— START SUPPLIED MATERIAL —

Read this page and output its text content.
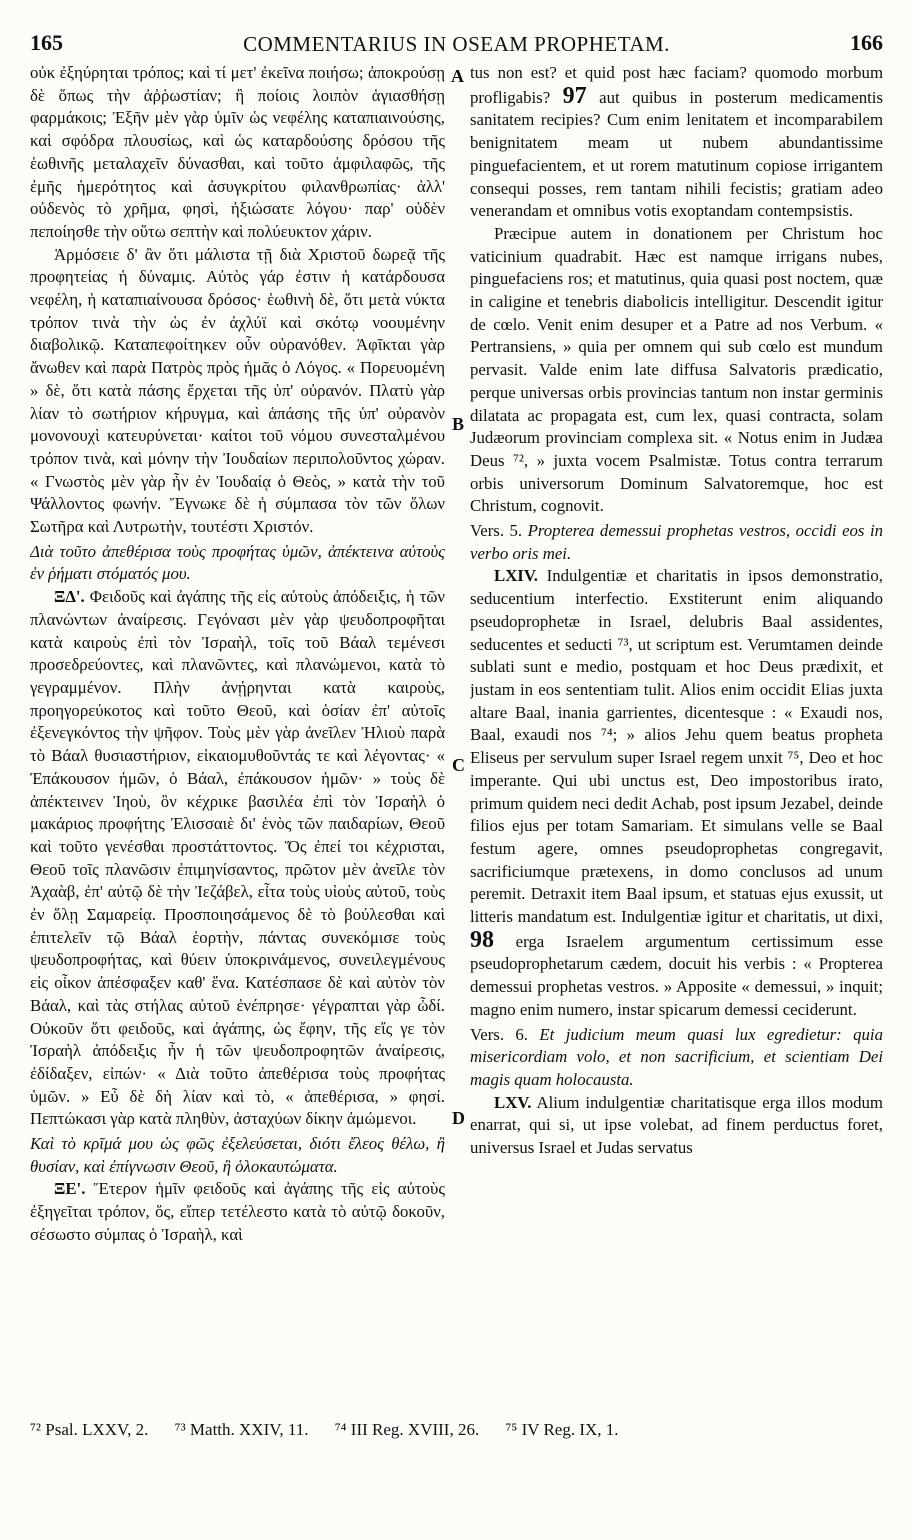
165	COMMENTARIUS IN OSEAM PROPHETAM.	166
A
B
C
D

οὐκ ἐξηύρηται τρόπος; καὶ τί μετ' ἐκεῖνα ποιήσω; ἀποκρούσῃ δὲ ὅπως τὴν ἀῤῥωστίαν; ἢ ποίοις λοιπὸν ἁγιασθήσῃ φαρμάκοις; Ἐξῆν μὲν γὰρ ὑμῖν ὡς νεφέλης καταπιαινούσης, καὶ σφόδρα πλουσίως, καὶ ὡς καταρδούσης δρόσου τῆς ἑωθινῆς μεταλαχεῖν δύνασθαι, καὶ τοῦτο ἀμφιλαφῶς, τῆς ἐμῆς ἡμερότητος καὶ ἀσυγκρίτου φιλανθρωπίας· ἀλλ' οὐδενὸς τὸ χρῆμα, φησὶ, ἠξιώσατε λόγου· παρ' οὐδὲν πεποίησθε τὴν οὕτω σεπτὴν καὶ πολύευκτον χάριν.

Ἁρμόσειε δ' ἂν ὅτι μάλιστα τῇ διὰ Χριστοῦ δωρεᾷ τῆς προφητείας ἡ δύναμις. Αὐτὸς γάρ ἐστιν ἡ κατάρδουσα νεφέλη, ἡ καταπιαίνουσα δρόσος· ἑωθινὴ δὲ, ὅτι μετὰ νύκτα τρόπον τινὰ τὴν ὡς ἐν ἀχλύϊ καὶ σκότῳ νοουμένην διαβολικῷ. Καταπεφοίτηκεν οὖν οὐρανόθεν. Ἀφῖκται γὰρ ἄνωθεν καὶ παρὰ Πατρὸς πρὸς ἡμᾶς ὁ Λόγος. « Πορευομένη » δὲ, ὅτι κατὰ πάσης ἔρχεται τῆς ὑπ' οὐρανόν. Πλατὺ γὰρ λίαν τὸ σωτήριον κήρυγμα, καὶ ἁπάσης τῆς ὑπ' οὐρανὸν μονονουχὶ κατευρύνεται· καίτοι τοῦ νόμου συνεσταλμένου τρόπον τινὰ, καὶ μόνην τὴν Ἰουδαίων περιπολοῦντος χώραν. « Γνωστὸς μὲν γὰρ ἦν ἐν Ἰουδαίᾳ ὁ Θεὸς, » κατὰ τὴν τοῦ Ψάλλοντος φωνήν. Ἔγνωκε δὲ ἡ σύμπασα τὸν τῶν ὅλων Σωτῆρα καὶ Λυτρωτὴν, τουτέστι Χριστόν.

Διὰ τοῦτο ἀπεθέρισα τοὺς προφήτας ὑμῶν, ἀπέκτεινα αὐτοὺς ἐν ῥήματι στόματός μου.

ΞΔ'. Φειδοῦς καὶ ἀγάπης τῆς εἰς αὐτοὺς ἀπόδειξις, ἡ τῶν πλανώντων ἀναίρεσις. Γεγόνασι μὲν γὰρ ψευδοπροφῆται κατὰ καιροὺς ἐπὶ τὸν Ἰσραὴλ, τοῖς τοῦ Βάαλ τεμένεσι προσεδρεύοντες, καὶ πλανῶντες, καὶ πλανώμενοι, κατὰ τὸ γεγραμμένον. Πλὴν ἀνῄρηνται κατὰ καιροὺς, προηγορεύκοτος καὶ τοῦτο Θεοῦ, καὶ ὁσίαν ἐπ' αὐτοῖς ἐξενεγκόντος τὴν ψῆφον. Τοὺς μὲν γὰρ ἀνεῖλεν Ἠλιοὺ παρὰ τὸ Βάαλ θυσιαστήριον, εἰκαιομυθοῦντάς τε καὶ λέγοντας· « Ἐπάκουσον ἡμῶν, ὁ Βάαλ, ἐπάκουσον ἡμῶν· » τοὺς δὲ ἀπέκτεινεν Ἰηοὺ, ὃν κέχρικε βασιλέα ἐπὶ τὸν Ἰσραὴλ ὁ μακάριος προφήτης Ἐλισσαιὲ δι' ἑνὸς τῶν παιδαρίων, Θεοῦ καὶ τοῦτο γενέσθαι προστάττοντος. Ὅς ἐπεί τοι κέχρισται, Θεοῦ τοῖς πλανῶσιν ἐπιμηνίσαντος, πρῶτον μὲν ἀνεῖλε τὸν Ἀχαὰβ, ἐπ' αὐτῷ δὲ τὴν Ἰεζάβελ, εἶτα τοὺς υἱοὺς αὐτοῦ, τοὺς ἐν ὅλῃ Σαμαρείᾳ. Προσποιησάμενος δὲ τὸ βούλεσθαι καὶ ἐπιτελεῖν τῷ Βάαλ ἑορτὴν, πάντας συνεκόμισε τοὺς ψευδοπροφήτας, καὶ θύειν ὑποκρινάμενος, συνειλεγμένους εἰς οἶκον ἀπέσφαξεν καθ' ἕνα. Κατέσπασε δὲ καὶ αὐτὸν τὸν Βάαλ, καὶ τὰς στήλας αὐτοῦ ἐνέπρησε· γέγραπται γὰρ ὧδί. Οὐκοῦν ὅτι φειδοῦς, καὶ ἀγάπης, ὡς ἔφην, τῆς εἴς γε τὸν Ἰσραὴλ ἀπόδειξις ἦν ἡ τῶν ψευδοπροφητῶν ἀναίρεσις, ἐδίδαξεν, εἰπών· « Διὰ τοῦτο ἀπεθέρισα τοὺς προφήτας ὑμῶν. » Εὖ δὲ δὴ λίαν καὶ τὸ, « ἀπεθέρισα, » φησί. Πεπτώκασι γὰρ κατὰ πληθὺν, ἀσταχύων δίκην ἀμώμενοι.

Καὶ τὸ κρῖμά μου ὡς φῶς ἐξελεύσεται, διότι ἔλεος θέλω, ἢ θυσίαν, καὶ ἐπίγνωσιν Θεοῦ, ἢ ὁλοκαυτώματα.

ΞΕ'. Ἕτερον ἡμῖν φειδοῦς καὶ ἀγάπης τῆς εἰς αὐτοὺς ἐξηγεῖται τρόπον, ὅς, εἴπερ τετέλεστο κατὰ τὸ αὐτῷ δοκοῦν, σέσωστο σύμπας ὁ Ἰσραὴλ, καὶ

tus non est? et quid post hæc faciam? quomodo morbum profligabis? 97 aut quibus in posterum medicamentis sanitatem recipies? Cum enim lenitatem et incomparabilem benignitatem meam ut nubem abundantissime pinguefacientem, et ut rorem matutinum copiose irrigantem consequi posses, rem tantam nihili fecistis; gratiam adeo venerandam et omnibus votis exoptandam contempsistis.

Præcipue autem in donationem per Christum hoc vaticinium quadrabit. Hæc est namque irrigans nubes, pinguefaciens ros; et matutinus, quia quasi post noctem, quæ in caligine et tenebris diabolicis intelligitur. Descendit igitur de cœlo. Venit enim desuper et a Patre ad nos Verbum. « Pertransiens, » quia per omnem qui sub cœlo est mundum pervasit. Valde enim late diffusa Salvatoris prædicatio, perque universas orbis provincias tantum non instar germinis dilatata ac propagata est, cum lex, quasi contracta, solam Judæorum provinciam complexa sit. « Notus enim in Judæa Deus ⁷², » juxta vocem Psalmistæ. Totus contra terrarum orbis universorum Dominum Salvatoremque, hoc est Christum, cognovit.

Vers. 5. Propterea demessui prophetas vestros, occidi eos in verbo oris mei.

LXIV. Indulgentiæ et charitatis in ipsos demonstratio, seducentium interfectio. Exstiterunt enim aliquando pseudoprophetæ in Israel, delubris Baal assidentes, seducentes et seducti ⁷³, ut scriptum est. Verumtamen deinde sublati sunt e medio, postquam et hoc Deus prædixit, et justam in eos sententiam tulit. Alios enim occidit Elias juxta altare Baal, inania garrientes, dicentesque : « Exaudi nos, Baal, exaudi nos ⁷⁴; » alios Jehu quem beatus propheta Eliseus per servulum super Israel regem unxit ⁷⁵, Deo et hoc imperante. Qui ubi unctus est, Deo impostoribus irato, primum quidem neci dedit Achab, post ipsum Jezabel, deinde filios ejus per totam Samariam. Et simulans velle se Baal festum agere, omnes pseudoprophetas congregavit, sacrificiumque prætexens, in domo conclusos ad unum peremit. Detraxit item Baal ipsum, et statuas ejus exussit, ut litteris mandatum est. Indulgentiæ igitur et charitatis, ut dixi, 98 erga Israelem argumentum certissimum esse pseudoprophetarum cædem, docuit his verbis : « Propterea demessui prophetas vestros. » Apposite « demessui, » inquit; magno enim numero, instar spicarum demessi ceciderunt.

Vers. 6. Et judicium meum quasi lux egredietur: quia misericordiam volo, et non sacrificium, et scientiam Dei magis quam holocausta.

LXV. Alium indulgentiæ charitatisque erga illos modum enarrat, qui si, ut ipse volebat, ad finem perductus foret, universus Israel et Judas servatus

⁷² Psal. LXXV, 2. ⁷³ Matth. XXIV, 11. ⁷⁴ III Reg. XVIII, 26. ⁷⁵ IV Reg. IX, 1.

— END SUPPLIED MATERIAL —

## INSTRUCTION:
Pull out each line holding the string "προφήτας".

## FULL ANSWER:
Διὰ τοῦτο ἀπεθέρισα τοὺς προφήτας ὑμῶν, ἀπέκτεινα αὐτοὺς ἐν ῥήματι στόματός μου.
ΞΔ'. Φειδοῦς καὶ ἀγάπης τῆς εἰς αὐτοὺς ἀπόδειξις, ἡ τῶν πλανώντων ἀναίρεσις. Γεγόνασι μὲν γὰρ ψευδοπροφῆται κατὰ καιροὺς ἐπὶ τὸν Ἰσραὴλ, τοῖς τοῦ Βάαλ τεμένεσι προσεδρεύοντες, καὶ πλανῶντες, καὶ πλανώμενοι, κατὰ τὸ γεγραμμένον. Πλὴν ἀνῄρηνται κατὰ καιροὺς, προηγορεύκοτος καὶ τοῦτο Θεοῦ, καὶ ὁσίαν ἐπ' αὐτοῖς ἐξενεγκόντος τὴν ψῆφον. Τοὺς μὲν γὰρ ἀνεῖλεν Ἠλιοὺ παρὰ τὸ Βάαλ θυσιαστήριον, εἰκαιομυθοῦντάς τε καὶ λέγοντας· « Ἐπάκουσον ἡμῶν, ὁ Βάαλ, ἐπάκουσον ἡμῶν· » τοὺς δὲ ἀπέκτεινεν Ἰηοὺ, ὃν κέχρικε βασιλέα ἐπὶ τὸν Ἰσραὴλ ὁ μακάριος προφήτης Ἐλισσαιὲ δι' ἑνὸς τῶν παιδαρίων, Θεοῦ καὶ τοῦτο γενέσθαι προστάττοντος. Ὅς ἐπεί τοι κέχρισται, Θεοῦ τοῖς πλανῶσιν ἐπιμηνίσαντος, πρῶτον μὲν ἀνεῖλε τὸν Ἀχαὰβ, ἐπ' αὐτῷ δὲ τὴν Ἰεζάβελ, εἶτα τοὺς υἱοὺς αὐτοῦ, τοὺς ἐν ὅλῃ Σαμαρείᾳ. Προσποιησάμενος δὲ τὸ βούλεσθαι καὶ ἐπιτελεῖν τῷ Βάαλ ἑορτὴν, πάντας συνεκόμισε τοὺς ψευδοπροφήτας, καὶ θύειν ὑποκρινάμενος, συνειλεγμένους εἰς οἶκον ἀπέσφαξεν καθ' ἕνα. Κατέσπασε δὲ καὶ αὐτὸν τὸν Βάαλ, καὶ τὰς στήλας αὐτοῦ ἐνέπρησε· γέγραπται γὰρ ὧδί. Οὐκοῦν ὅτι φειδοῦς, καὶ ἀγάπης, ὡς ἔφην, τῆς εἴς γε τὸν Ἰσραὴλ ἀπόδειξις ἦν ἡ τῶν ψευδοπροφητῶν ἀναίρεσις, ἐδίδαξεν, εἰπών· « Διὰ τοῦτο ἀπεθέρισα τοὺς προφήτας ὑμῶν. » Εὖ δὲ δὴ λίαν καὶ τὸ, « ἀπεθέρισα, » φησί. Πεπτώκασι γὰρ κατὰ πληθὺν, ἀσταχύων δίκην ἀμώμενοι.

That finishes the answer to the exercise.